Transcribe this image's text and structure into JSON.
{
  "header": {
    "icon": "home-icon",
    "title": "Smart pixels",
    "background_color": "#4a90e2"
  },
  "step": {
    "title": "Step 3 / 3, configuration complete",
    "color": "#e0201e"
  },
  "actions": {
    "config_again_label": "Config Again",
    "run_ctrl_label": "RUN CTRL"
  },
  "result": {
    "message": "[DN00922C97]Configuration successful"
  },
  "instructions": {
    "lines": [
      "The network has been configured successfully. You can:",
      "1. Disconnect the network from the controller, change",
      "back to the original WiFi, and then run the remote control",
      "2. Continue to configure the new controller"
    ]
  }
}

### Instructions for the task
Faithfully reproduce all of the records, character for character.

### Written response
Transcribe this image's text and structure into JSON.
{
  "header": {
    "icon": "home-icon",
    "title": "Smart pixels",
    "background_color": "#4a90e2"
  },
  "step": {
    "title": "Step 3 / 3, configuration complete",
    "color": "#e0201e"
  },
  "actions": {
    "config_again_label": "Config Again",
    "run_ctrl_label": "RUN CTRL"
  },
  "result": {
    "message": "[DN00922C97]Configuration successful"
  },
  "instructions": {
    "lines": [
      "The network has been configured successfully. You can:",
      "1. Disconnect the network from the controller, change",
      "back to the original WiFi, and then run the remote control",
      "2. Continue to configure the new controller"
    ]
  }
}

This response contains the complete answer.